___ Material for the task

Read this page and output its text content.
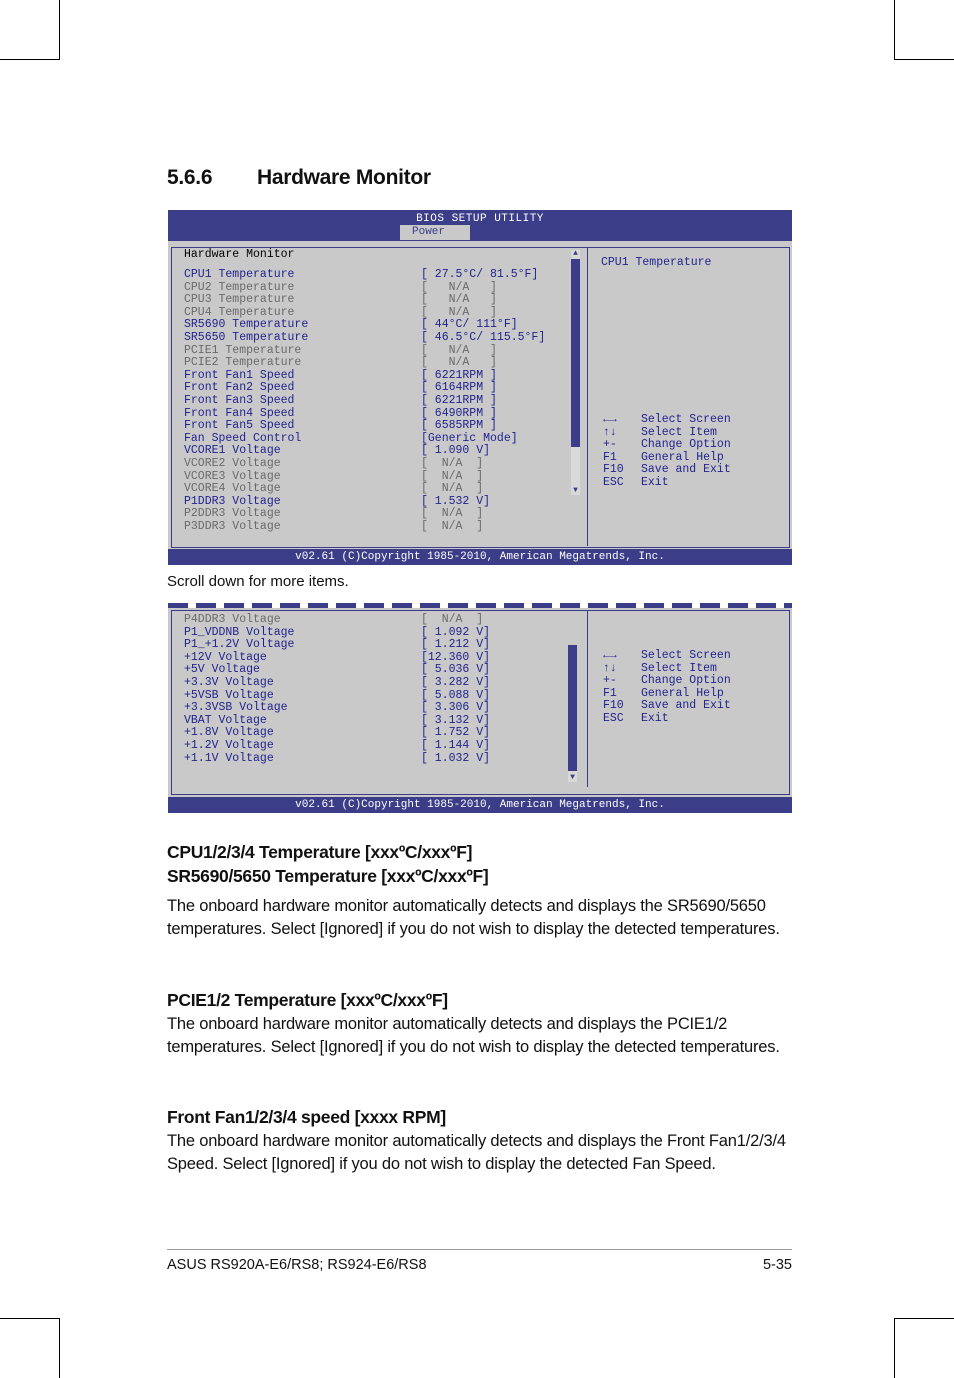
5.6.6 Hardware Monitor
BIOS SETUP UTILITY
Power
Hardware Monitor
CPU1 Temperature	[ 27.5°C/ 81.5°F]
CPU2 Temperature	[   N/A   ]
CPU3 Temperature	[   N/A   ]
CPU4 Temperature	[   N/A   ]
SR5690 Temperature	[ 44°C/ 111°F]
SR5650 Temperature	[ 46.5°C/ 115.5°F]
PCIE1 Temperature	[   N/A   ]
PCIE2 Temperature	[   N/A   ]
Front Fan1 Speed	[ 6221RPM ]
Front Fan2 Speed	[ 6164RPM ]
Front Fan3 Speed	[ 6221RPM ]
Front Fan4 Speed	[ 6490RPM ]
Front Fan5 Speed	[ 6585RPM ]
Fan Speed Control	[Generic Mode]
VCORE1 Voltage	[ 1.090 V]
VCORE2 Voltage	[  N/A  ]
VCORE3 Voltage	[  N/A  ]
VCORE4 Voltage	[  N/A  ]
P1DDR3 Voltage	[ 1.532 V]
P2DDR3 Voltage	[  N/A  ]
P3DDR3 Voltage	[  N/A  ]
▲
▼
CPU1 Temperature
←→ Select Screen
↑↓ Select Item
+- Change Option
F1 General Help
F10 Save and Exit
ESC Exit
v02.61 (C)Copyright 1985-2010, American Megatrends, Inc.
Scroll down for more items.
P4DDR3 Voltage	[  N/A  ]
P1_VDDNB Voltage	[ 1.092 V]
P1_+1.2V Voltage	[ 1.212 V]
+12V Voltage	[12.360 V]
+5V Voltage	[ 5.036 V]
+3.3V Voltage	[ 3.282 V]
+5VSB Voltage	[ 5.088 V]
+3.3VSB Voltage	[ 3.306 V]
VBAT Voltage	[ 3.132 V]
+1.8V Voltage	[ 1.752 V]
+1.2V Voltage	[ 1.144 V]
+1.1V Voltage	[ 1.032 V]
▼
←→ Select Screen
↑↓ Select Item
+- Change Option
F1 General Help
F10 Save and Exit
ESC Exit
v02.61 (C)Copyright 1985-2010, American Megatrends, Inc.
CPU1/2/3/4 Temperature [xxxºC/xxxºF]
SR5690/5650 Temperature [xxxºC/xxxºF]

The onboard hardware monitor automatically detects and displays the SR5690/5650 temperatures. Select [Ignored] if you do not wish to display the detected temperatures.

PCIE1/2 Temperature [xxxºC/xxxºF]

The onboard hardware monitor automatically detects and displays the PCIE1/2 temperatures. Select [Ignored] if you do not wish to display the detected temperatures.

Front Fan1/2/3/4 speed [xxxx RPM]

The onboard hardware monitor automatically detects and displays the Front Fan1/2/3/4 Speed. Select [Ignored] if you do not wish to display the detected Fan Speed.

ASUS RS920A-E6/RS8; RS924-E6/RS8	5-35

______

**What you need to do:** Find how many lines include the string "display" and report that number alone.

**Response to the task:** 3